Take the entries below and reproduce them word for word.

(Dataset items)
Start
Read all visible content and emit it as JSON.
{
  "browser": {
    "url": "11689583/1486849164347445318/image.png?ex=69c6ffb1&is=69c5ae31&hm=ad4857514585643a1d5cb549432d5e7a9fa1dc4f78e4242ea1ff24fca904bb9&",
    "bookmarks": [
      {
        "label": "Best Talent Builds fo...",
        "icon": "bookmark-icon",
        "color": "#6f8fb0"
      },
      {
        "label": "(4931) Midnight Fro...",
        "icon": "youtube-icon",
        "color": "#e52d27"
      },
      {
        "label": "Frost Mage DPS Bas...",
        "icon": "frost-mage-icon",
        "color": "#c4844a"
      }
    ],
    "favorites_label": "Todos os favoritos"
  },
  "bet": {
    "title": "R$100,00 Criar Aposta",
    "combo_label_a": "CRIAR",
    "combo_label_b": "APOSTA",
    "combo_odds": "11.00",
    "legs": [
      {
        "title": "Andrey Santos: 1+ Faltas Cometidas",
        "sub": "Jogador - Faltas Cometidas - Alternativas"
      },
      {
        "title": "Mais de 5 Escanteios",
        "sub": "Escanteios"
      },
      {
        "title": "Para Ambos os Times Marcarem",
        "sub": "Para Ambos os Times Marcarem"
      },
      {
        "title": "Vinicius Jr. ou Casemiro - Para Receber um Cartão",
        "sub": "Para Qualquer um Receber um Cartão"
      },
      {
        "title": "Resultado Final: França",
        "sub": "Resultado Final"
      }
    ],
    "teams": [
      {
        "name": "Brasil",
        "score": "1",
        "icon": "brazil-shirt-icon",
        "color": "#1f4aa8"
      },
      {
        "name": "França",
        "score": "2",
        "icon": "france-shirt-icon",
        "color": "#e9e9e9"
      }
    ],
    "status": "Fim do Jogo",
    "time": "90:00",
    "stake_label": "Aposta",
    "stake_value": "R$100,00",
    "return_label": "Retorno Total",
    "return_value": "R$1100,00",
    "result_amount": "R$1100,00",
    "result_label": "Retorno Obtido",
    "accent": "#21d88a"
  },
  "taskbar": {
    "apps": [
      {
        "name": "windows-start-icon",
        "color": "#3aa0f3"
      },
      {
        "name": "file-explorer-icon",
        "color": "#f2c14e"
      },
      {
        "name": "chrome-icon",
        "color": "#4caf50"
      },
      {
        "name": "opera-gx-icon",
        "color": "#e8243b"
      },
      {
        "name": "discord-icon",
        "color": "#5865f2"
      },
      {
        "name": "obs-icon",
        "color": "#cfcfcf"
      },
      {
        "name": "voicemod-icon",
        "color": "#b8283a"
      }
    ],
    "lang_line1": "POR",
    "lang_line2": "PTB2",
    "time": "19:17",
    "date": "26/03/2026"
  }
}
End
Answer to this problem —
Read all visible content and emit it as JSON.
{
  "browser": {
    "url": "11689583/1486849164347445318/image.png?ex=69c6ffb1&is=69c5ae31&hm=ad4857514585643a1d5cb549432d5e7a9fa1dc4f78e4242ea1ff24fca904bb9&",
    "bookmarks": [
      {
        "label": "Best Talent Builds fo...",
        "icon": "bookmark-icon",
        "color": "#6f8fb0"
      },
      {
        "label": "(4931) Midnight Fro...",
        "icon": "youtube-icon",
        "color": "#e52d27"
      },
      {
        "label": "Frost Mage DPS Bas...",
        "icon": "frost-mage-icon",
        "color": "#c4844a"
      }
    ],
    "favorites_label": "Todos os favoritos"
  },
  "bet": {
    "title": "R$100,00 Criar Aposta",
    "combo_label_a": "CRIAR",
    "combo_label_b": "APOSTA",
    "combo_odds": "11.00",
    "legs": [
      {
        "title": "Andrey Santos: 1+ Faltas Cometidas",
        "sub": "Jogador - Faltas Cometidas - Alternativas"
      },
      {
        "title": "Mais de 5 Escanteios",
        "sub": "Escanteios"
      },
      {
        "title": "Para Ambos os Times Marcarem",
        "sub": "Para Ambos os Times Marcarem"
      },
      {
        "title": "Vinicius Jr. ou Casemiro - Para Receber um Cartão",
        "sub": "Para Qualquer um Receber um Cartão"
      },
      {
        "title": "Resultado Final: França",
        "sub": "Resultado Final"
      }
    ],
    "teams": [
      {
        "name": "Brasil",
        "score": "1",
        "icon": "brazil-shirt-icon",
        "color": "#1f4aa8"
      },
      {
        "name": "França",
        "score": "2",
        "icon": "france-shirt-icon",
        "color": "#e9e9e9"
      }
    ],
    "status": "Fim do Jogo",
    "time": "90:00",
    "stake_label": "Aposta",
    "stake_value": "R$100,00",
    "return_label": "Retorno Total",
    "return_value": "R$1100,00",
    "result_amount": "R$1100,00",
    "result_label": "Retorno Obtido",
    "accent": "#21d88a"
  },
  "taskbar": {
    "apps": [
      {
        "name": "windows-start-icon",
        "color": "#3aa0f3"
      },
      {
        "name": "file-explorer-icon",
        "color": "#f2c14e"
      },
      {
        "name": "chrome-icon",
        "color": "#4caf50"
      },
      {
        "name": "opera-gx-icon",
        "color": "#e8243b"
      },
      {
        "name": "discord-icon",
        "color": "#5865f2"
      },
      {
        "name": "obs-icon",
        "color": "#cfcfcf"
      },
      {
        "name": "voicemod-icon",
        "color": "#b8283a"
      }
    ],
    "lang_line1": "POR",
    "lang_line2": "PTB2",
    "time": "19:17",
    "date": "26/03/2026"
  }
}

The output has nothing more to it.